## Exercise directions
Transcribe every line of the records verbatim.

** START OF Stored records **

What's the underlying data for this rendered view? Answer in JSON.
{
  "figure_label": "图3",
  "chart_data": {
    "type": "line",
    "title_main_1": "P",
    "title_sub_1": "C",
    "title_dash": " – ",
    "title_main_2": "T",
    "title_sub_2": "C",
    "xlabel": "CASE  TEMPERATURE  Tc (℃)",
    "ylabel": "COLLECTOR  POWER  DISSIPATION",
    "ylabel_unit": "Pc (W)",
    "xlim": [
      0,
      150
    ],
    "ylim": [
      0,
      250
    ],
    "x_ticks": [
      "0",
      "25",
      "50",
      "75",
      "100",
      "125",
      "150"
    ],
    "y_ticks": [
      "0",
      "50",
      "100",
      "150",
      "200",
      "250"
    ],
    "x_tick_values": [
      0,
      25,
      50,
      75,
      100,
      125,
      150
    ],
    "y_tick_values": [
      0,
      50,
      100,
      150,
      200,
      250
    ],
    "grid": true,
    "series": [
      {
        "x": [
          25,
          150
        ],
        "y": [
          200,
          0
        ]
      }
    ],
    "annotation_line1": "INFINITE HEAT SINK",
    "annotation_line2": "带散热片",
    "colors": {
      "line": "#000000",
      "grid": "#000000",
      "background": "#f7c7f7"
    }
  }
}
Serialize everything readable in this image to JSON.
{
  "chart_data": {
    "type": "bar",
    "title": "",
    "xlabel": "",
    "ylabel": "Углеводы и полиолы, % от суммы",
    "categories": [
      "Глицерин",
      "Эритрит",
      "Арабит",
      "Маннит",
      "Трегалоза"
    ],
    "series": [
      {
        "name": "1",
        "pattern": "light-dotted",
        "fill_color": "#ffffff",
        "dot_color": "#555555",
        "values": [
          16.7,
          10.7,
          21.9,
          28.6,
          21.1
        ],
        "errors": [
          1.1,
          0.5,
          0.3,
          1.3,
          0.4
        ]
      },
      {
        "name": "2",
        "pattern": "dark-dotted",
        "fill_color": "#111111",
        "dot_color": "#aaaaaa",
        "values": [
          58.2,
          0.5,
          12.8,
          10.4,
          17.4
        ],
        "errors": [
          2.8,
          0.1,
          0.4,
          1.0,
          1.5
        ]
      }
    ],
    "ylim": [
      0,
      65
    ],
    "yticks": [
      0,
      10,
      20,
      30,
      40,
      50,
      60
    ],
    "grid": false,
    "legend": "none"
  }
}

** END OF Stored records **

## Worked answer
What's the underlying data for this rendered view? Answer in JSON.
{
  "figure_label": "图3",
  "chart_data": {
    "type": "line",
    "title_main_1": "P",
    "title_sub_1": "C",
    "title_dash": " – ",
    "title_main_2": "T",
    "title_sub_2": "C",
    "xlabel": "CASE  TEMPERATURE  Tc (℃)",
    "ylabel": "COLLECTOR  POWER  DISSIPATION",
    "ylabel_unit": "Pc (W)",
    "xlim": [
      0,
      150
    ],
    "ylim": [
      0,
      250
    ],
    "x_ticks": [
      "0",
      "25",
      "50",
      "75",
      "100",
      "125",
      "150"
    ],
    "y_ticks": [
      "0",
      "50",
      "100",
      "150",
      "200",
      "250"
    ],
    "x_tick_values": [
      0,
      25,
      50,
      75,
      100,
      125,
      150
    ],
    "y_tick_values": [
      0,
      50,
      100,
      150,
      200,
      250
    ],
    "grid": true,
    "series": [
      {
        "x": [
          25,
          150
        ],
        "y": [
          200,
          0
        ]
      }
    ],
    "annotation_line1": "INFINITE HEAT SINK",
    "annotation_line2": "带散热片",
    "colors": {
      "line": "#000000",
      "grid": "#000000",
      "background": "#f7c7f7"
    }
  }
}
Serialize everything readable in this image to JSON.
{
  "chart_data": {
    "type": "bar",
    "title": "",
    "xlabel": "",
    "ylabel": "Углеводы и полиолы, % от суммы",
    "categories": [
      "Глицерин",
      "Эритрит",
      "Арабит",
      "Маннит",
      "Трегалоза"
    ],
    "series": [
      {
        "name": "1",
        "pattern": "light-dotted",
        "fill_color": "#ffffff",
        "dot_color": "#555555",
        "values": [
          16.7,
          10.7,
          21.9,
          28.6,
          21.1
        ],
        "errors": [
          1.1,
          0.5,
          0.3,
          1.3,
          0.4
        ]
      },
      {
        "name": "2",
        "pattern": "dark-dotted",
        "fill_color": "#111111",
        "dot_color": "#aaaaaa",
        "values": [
          58.2,
          0.5,
          12.8,
          10.4,
          17.4
        ],
        "errors": [
          2.8,
          0.1,
          0.4,
          1.0,
          1.5
        ]
      }
    ],
    "ylim": [
      0,
      65
    ],
    "yticks": [
      0,
      10,
      20,
      30,
      40,
      50,
      60
    ],
    "grid": false,
    "legend": "none"
  }
}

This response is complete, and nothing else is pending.